- **Job**: Nothing should be left out: output all of the entries exactly.

- **Exercise inputs**:
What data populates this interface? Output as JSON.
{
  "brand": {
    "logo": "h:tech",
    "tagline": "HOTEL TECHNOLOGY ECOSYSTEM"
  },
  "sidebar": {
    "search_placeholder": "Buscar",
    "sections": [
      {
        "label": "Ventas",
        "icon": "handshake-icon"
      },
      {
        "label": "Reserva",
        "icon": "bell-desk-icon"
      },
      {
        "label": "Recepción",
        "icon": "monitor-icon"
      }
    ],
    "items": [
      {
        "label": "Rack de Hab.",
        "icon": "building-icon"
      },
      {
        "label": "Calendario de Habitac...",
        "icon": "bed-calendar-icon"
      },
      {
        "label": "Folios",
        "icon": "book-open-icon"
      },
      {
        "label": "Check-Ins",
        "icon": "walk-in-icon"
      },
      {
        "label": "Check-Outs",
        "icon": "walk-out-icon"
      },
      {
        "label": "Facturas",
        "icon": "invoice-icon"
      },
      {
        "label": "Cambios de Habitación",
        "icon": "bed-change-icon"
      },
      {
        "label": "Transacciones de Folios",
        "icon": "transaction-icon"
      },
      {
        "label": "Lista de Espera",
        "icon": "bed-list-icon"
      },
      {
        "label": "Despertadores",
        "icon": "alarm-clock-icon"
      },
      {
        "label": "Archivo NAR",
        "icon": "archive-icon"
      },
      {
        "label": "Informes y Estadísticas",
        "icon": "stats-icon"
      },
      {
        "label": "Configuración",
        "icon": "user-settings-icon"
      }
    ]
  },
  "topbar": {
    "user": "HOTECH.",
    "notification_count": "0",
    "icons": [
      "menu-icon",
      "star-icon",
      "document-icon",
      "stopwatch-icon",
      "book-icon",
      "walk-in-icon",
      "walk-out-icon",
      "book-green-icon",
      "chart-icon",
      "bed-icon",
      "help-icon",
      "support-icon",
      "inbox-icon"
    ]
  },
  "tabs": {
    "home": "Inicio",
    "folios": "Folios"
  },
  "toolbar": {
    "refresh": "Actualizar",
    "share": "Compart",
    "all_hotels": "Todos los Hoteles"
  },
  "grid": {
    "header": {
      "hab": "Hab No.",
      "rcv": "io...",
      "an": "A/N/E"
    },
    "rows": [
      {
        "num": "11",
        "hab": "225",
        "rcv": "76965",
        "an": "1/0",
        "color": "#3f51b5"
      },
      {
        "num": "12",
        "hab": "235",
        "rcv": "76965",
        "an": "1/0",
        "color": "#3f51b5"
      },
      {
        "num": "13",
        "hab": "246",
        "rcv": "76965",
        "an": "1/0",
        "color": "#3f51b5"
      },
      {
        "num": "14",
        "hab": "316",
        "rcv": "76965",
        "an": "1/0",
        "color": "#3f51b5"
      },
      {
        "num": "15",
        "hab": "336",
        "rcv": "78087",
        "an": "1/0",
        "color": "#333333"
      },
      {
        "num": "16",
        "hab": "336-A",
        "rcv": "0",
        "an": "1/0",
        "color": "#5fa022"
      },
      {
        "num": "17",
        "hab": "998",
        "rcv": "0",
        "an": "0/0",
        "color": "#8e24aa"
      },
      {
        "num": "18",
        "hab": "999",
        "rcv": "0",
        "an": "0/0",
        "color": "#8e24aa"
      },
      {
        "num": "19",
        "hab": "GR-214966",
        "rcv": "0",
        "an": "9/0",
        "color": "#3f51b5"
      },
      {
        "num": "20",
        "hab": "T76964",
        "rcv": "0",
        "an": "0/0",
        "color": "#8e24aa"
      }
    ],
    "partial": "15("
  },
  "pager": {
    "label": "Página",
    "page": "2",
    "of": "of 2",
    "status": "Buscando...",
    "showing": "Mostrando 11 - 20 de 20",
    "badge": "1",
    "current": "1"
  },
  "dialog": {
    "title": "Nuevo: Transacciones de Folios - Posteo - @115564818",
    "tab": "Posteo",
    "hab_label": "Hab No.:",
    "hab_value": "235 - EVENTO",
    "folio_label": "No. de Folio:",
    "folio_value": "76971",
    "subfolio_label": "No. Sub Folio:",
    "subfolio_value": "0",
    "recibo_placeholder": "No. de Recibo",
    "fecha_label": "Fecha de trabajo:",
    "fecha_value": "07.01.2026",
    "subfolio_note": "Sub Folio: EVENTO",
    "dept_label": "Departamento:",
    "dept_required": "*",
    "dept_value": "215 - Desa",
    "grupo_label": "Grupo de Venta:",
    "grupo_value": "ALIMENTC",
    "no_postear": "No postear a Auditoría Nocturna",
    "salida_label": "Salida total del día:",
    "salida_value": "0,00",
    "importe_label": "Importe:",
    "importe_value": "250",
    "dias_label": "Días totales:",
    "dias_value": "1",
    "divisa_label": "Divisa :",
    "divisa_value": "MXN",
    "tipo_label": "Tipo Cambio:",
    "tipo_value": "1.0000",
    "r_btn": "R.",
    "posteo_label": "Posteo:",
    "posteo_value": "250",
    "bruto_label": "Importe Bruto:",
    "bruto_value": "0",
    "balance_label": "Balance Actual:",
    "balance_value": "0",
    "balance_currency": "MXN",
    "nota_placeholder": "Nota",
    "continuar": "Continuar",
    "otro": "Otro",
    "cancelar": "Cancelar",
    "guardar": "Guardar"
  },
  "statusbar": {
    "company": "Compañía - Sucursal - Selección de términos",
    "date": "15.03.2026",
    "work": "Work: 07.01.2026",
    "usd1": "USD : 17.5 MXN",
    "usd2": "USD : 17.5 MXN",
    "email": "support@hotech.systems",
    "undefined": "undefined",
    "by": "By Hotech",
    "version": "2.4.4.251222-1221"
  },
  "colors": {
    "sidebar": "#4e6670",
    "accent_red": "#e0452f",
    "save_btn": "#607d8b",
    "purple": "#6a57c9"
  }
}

- **Task result**:
What data populates this interface? Output as JSON.
{
  "brand": {
    "logo": "h:tech",
    "tagline": "HOTEL TECHNOLOGY ECOSYSTEM"
  },
  "sidebar": {
    "search_placeholder": "Buscar",
    "sections": [
      {
        "label": "Ventas",
        "icon": "handshake-icon"
      },
      {
        "label": "Reserva",
        "icon": "bell-desk-icon"
      },
      {
        "label": "Recepción",
        "icon": "monitor-icon"
      }
    ],
    "items": [
      {
        "label": "Rack de Hab.",
        "icon": "building-icon"
      },
      {
        "label": "Calendario de Habitac...",
        "icon": "bed-calendar-icon"
      },
      {
        "label": "Folios",
        "icon": "book-open-icon"
      },
      {
        "label": "Check-Ins",
        "icon": "walk-in-icon"
      },
      {
        "label": "Check-Outs",
        "icon": "walk-out-icon"
      },
      {
        "label": "Facturas",
        "icon": "invoice-icon"
      },
      {
        "label": "Cambios de Habitación",
        "icon": "bed-change-icon"
      },
      {
        "label": "Transacciones de Folios",
        "icon": "transaction-icon"
      },
      {
        "label": "Lista de Espera",
        "icon": "bed-list-icon"
      },
      {
        "label": "Despertadores",
        "icon": "alarm-clock-icon"
      },
      {
        "label": "Archivo NAR",
        "icon": "archive-icon"
      },
      {
        "label": "Informes y Estadísticas",
        "icon": "stats-icon"
      },
      {
        "label": "Configuración",
        "icon": "user-settings-icon"
      }
    ]
  },
  "topbar": {
    "user": "HOTECH.",
    "notification_count": "0",
    "icons": [
      "menu-icon",
      "star-icon",
      "document-icon",
      "stopwatch-icon",
      "book-icon",
      "walk-in-icon",
      "walk-out-icon",
      "book-green-icon",
      "chart-icon",
      "bed-icon",
      "help-icon",
      "support-icon",
      "inbox-icon"
    ]
  },
  "tabs": {
    "home": "Inicio",
    "folios": "Folios"
  },
  "toolbar": {
    "refresh": "Actualizar",
    "share": "Compart",
    "all_hotels": "Todos los Hoteles"
  },
  "grid": {
    "header": {
      "hab": "Hab No.",
      "rcv": "io...",
      "an": "A/N/E"
    },
    "rows": [
      {
        "num": "11",
        "hab": "225",
        "rcv": "76965",
        "an": "1/0",
        "color": "#3f51b5"
      },
      {
        "num": "12",
        "hab": "235",
        "rcv": "76965",
        "an": "1/0",
        "color": "#3f51b5"
      },
      {
        "num": "13",
        "hab": "246",
        "rcv": "76965",
        "an": "1/0",
        "color": "#3f51b5"
      },
      {
        "num": "14",
        "hab": "316",
        "rcv": "76965",
        "an": "1/0",
        "color": "#3f51b5"
      },
      {
        "num": "15",
        "hab": "336",
        "rcv": "78087",
        "an": "1/0",
        "color": "#333333"
      },
      {
        "num": "16",
        "hab": "336-A",
        "rcv": "0",
        "an": "1/0",
        "color": "#5fa022"
      },
      {
        "num": "17",
        "hab": "998",
        "rcv": "0",
        "an": "0/0",
        "color": "#8e24aa"
      },
      {
        "num": "18",
        "hab": "999",
        "rcv": "0",
        "an": "0/0",
        "color": "#8e24aa"
      },
      {
        "num": "19",
        "hab": "GR-214966",
        "rcv": "0",
        "an": "9/0",
        "color": "#3f51b5"
      },
      {
        "num": "20",
        "hab": "T76964",
        "rcv": "0",
        "an": "0/0",
        "color": "#8e24aa"
      }
    ],
    "partial": "15("
  },
  "pager": {
    "label": "Página",
    "page": "2",
    "of": "of 2",
    "status": "Buscando...",
    "showing": "Mostrando 11 - 20 de 20",
    "badge": "1",
    "current": "1"
  },
  "dialog": {
    "title": "Nuevo: Transacciones de Folios - Posteo - @115564818",
    "tab": "Posteo",
    "hab_label": "Hab No.:",
    "hab_value": "235 - EVENTO",
    "folio_label": "No. de Folio:",
    "folio_value": "76971",
    "subfolio_label": "No. Sub Folio:",
    "subfolio_value": "0",
    "recibo_placeholder": "No. de Recibo",
    "fecha_label": "Fecha de trabajo:",
    "fecha_value": "07.01.2026",
    "subfolio_note": "Sub Folio: EVENTO",
    "dept_label": "Departamento:",
    "dept_required": "*",
    "dept_value": "215 - Desa",
    "grupo_label": "Grupo de Venta:",
    "grupo_value": "ALIMENTC",
    "no_postear": "No postear a Auditoría Nocturna",
    "salida_label": "Salida total del día:",
    "salida_value": "0,00",
    "importe_label": "Importe:",
    "importe_value": "250",
    "dias_label": "Días totales:",
    "dias_value": "1",
    "divisa_label": "Divisa :",
    "divisa_value": "MXN",
    "tipo_label": "Tipo Cambio:",
    "tipo_value": "1.0000",
    "r_btn": "R.",
    "posteo_label": "Posteo:",
    "posteo_value": "250",
    "bruto_label": "Importe Bruto:",
    "bruto_value": "0",
    "balance_label": "Balance Actual:",
    "balance_value": "0",
    "balance_currency": "MXN",
    "nota_placeholder": "Nota",
    "continuar": "Continuar",
    "otro": "Otro",
    "cancelar": "Cancelar",
    "guardar": "Guardar"
  },
  "statusbar": {
    "company": "Compañía - Sucursal - Selección de términos",
    "date": "15.03.2026",
    "work": "Work: 07.01.2026",
    "usd1": "USD : 17.5 MXN",
    "usd2": "USD : 17.5 MXN",
    "email": "support@hotech.systems",
    "undefined": "undefined",
    "by": "By Hotech",
    "version": "2.4.4.251222-1221"
  },
  "colors": {
    "sidebar": "#4e6670",
    "accent_red": "#e0452f",
    "save_btn": "#607d8b",
    "purple": "#6a57c9"
  }
}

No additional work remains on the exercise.